─── Records ───

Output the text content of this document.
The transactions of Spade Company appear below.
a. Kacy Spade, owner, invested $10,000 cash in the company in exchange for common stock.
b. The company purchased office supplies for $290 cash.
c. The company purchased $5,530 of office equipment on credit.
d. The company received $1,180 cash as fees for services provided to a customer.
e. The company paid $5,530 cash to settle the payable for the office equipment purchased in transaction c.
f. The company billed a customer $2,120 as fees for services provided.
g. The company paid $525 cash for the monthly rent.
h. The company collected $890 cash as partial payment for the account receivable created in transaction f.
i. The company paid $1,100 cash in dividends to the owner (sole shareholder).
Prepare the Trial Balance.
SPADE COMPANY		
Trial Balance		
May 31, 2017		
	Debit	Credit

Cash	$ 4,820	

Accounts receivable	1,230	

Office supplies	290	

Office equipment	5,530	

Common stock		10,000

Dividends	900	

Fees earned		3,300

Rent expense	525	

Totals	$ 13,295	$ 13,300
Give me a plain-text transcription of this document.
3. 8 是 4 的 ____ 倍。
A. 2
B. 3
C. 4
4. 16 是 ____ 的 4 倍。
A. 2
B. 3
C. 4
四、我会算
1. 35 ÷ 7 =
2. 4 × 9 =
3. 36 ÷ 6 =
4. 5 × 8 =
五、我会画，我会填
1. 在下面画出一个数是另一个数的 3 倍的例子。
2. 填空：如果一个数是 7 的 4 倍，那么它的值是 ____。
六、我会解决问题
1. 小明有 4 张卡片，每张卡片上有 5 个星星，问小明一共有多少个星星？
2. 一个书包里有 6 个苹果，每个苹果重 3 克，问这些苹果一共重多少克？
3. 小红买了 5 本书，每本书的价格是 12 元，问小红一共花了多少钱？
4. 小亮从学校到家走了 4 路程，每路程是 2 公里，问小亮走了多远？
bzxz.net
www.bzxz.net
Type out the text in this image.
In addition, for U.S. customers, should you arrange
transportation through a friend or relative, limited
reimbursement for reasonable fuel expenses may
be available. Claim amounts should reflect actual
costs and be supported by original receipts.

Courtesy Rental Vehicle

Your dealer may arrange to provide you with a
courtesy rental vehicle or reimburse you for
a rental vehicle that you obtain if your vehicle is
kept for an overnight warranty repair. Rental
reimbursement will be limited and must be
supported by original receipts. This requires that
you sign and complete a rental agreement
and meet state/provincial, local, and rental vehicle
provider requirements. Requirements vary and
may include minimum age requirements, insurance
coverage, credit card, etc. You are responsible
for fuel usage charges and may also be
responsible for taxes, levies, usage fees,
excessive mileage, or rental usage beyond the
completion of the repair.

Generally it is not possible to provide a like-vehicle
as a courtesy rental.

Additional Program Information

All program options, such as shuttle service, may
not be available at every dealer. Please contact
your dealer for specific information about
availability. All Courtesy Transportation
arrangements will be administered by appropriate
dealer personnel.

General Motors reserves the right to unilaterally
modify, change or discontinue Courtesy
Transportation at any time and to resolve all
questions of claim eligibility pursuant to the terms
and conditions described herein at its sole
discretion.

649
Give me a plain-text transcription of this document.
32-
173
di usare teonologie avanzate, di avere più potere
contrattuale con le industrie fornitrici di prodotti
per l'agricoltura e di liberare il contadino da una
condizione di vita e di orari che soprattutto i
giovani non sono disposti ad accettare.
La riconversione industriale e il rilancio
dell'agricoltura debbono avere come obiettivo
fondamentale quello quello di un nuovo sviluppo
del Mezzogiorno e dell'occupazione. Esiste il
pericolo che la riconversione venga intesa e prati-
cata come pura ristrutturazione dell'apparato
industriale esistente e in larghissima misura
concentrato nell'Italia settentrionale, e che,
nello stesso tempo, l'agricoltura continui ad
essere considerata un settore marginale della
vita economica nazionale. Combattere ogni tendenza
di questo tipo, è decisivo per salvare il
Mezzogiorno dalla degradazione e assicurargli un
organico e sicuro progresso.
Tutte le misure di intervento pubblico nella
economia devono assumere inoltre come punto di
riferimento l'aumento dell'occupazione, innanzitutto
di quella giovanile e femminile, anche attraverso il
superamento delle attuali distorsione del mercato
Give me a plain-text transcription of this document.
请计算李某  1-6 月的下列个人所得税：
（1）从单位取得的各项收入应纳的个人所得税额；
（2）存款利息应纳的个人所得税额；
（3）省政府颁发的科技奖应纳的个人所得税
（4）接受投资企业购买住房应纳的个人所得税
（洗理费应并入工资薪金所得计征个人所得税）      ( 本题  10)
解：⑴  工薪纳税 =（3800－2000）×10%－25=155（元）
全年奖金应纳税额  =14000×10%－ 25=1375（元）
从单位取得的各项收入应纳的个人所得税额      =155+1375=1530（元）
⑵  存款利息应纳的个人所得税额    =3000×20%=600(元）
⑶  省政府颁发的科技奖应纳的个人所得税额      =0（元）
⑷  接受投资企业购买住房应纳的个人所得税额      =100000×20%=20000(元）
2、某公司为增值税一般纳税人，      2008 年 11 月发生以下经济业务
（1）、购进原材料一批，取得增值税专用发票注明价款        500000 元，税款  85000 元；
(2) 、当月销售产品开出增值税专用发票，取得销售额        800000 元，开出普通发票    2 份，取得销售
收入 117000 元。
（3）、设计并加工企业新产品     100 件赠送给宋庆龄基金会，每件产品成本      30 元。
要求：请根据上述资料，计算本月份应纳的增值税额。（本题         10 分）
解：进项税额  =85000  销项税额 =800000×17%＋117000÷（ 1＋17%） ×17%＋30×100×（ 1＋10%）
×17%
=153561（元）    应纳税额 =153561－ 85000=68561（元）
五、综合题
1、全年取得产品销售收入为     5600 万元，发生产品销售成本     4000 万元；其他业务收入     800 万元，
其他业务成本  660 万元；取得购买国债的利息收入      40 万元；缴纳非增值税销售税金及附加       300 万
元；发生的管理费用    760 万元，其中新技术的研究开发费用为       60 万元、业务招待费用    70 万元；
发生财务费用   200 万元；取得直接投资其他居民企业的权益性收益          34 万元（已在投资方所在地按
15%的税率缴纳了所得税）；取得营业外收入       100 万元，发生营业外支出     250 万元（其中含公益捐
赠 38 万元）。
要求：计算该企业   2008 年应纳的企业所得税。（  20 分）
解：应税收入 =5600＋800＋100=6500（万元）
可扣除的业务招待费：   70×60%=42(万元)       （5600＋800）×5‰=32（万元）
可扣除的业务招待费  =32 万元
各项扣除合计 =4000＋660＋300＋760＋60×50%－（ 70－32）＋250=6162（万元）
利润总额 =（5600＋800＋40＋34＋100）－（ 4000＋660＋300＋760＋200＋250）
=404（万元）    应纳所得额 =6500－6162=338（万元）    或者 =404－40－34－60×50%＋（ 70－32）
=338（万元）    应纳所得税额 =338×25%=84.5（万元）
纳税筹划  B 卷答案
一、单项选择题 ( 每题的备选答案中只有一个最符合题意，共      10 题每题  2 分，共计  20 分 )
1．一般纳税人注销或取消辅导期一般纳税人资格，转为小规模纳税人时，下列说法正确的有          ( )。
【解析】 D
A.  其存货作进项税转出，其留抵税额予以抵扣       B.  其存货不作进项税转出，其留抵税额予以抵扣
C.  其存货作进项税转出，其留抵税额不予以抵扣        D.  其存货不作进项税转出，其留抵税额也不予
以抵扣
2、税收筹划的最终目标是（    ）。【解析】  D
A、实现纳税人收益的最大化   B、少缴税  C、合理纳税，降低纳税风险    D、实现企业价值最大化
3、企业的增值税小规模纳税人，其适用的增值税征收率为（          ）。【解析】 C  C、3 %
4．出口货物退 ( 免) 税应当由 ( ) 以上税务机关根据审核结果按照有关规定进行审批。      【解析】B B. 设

───

Reply with only the number of lines in the entries that contain the word "original".

2